• **Given instruction**: Take the entries below and reproduce them word for word.

[Extracted records]
········

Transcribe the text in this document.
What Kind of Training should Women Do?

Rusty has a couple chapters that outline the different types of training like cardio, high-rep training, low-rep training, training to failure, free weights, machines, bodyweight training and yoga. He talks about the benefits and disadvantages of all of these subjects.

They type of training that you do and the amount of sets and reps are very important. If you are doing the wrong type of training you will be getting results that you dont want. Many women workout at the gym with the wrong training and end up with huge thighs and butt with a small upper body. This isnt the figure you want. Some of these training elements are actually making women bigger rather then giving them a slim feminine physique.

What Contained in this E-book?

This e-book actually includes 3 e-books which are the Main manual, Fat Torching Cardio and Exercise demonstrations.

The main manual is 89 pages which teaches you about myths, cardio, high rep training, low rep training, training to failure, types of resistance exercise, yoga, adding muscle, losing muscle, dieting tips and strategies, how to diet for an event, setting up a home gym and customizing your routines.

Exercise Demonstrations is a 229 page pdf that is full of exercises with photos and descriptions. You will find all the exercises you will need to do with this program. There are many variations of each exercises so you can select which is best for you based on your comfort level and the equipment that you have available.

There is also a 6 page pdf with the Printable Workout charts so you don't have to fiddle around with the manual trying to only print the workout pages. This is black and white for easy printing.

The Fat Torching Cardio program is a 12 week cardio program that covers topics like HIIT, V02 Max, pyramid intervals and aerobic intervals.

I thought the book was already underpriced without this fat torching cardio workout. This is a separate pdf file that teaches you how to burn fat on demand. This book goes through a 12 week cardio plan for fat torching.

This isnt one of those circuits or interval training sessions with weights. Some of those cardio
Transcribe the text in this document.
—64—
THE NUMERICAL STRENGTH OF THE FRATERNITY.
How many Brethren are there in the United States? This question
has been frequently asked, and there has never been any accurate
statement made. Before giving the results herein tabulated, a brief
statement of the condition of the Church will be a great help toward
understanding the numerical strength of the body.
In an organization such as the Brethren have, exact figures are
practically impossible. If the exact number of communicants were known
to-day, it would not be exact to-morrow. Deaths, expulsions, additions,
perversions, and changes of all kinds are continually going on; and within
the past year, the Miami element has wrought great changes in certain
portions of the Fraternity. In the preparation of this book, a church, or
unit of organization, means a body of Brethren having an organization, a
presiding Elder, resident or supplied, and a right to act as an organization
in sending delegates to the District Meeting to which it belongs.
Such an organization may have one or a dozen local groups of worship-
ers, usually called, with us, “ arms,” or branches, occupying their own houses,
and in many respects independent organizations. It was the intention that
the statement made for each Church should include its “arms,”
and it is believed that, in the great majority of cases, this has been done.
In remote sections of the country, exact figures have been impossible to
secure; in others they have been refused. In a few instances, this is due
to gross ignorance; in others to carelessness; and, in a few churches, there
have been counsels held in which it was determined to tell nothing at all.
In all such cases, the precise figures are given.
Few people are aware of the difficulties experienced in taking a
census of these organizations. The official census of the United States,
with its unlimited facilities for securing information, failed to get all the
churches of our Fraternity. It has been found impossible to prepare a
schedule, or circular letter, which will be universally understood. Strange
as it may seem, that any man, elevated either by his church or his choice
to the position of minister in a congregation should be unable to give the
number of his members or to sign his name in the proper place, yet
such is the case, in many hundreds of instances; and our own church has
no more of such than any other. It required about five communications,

········

• **Written response**:
Transcribe the text in this document.
What Kind of Training should Women Do?

Rusty has a couple chapters that outline the different types of training like cardio, high-rep training, low-rep training, training to failure, free weights, machines, bodyweight training and yoga. He talks about the benefits and disadvantages of all of these subjects.

They type of training that you do and the amount of sets and reps are very important. If you are doing the wrong type of training you will be getting results that you dont want. Many women workout at the gym with the wrong training and end up with huge thighs and butt with a small upper body. This isnt the figure you want. Some of these training elements are actually making women bigger rather then giving them a slim feminine physique.

What Contained in this E-book?

This e-book actually includes 3 e-books which are the Main manual, Fat Torching Cardio and Exercise demonstrations.

The main manual is 89 pages which teaches you about myths, cardio, high rep training, low rep training, training to failure, types of resistance exercise, yoga, adding muscle, losing muscle, dieting tips and strategies, how to diet for an event, setting up a home gym and customizing your routines.

Exercise Demonstrations is a 229 page pdf that is full of exercises with photos and descriptions. You will find all the exercises you will need to do with this program. There are many variations of each exercises so you can select which is best for you based on your comfort level and the equipment that you have available.

There is also a 6 page pdf with the Printable Workout charts so you don't have to fiddle around with the manual trying to only print the workout pages. This is black and white for easy printing.

The Fat Torching Cardio program is a 12 week cardio program that covers topics like HIIT, V02 Max, pyramid intervals and aerobic intervals.

I thought the book was already underpriced without this fat torching cardio workout. This is a separate pdf file that teaches you how to burn fat on demand. This book goes through a 12 week cardio plan for fat torching.

This isnt one of those circuits or interval training sessions with weights. Some of those cardio
Transcribe the text in this document.
—64—
THE NUMERICAL STRENGTH OF THE FRATERNITY.
How many Brethren are there in the United States? This question
has been frequently asked, and there has never been any accurate
statement made. Before giving the results herein tabulated, a brief
statement of the condition of the Church will be a great help toward
understanding the numerical strength of the body.
In an organization such as the Brethren have, exact figures are
practically impossible. If the exact number of communicants were known
to-day, it would not be exact to-morrow. Deaths, expulsions, additions,
perversions, and changes of all kinds are continually going on; and within
the past year, the Miami element has wrought great changes in certain
portions of the Fraternity. In the preparation of this book, a church, or
unit of organization, means a body of Brethren having an organization, a
presiding Elder, resident or supplied, and a right to act as an organization
in sending delegates to the District Meeting to which it belongs.
Such an organization may have one or a dozen local groups of worship-
ers, usually called, with us, “ arms,” or branches, occupying their own houses,
and in many respects independent organizations. It was the intention that
the statement made for each Church should include its “arms,”
and it is believed that, in the great majority of cases, this has been done.
In remote sections of the country, exact figures have been impossible to
secure; in others they have been refused. In a few instances, this is due
to gross ignorance; in others to carelessness; and, in a few churches, there
have been counsels held in which it was determined to tell nothing at all.
In all such cases, the precise figures are given.
Few people are aware of the difficulties experienced in taking a
census of these organizations. The official census of the United States,
with its unlimited facilities for securing information, failed to get all the
churches of our Fraternity. It has been found impossible to prepare a
schedule, or circular letter, which will be universally understood. Strange
as it may seem, that any man, elevated either by his church or his choice
to the position of minister in a congregation should be unable to give the
number of his members or to sign his name in the proper place, yet
such is the case, in many hundreds of instances; and our own church has
no more of such than any other. It required about five communications,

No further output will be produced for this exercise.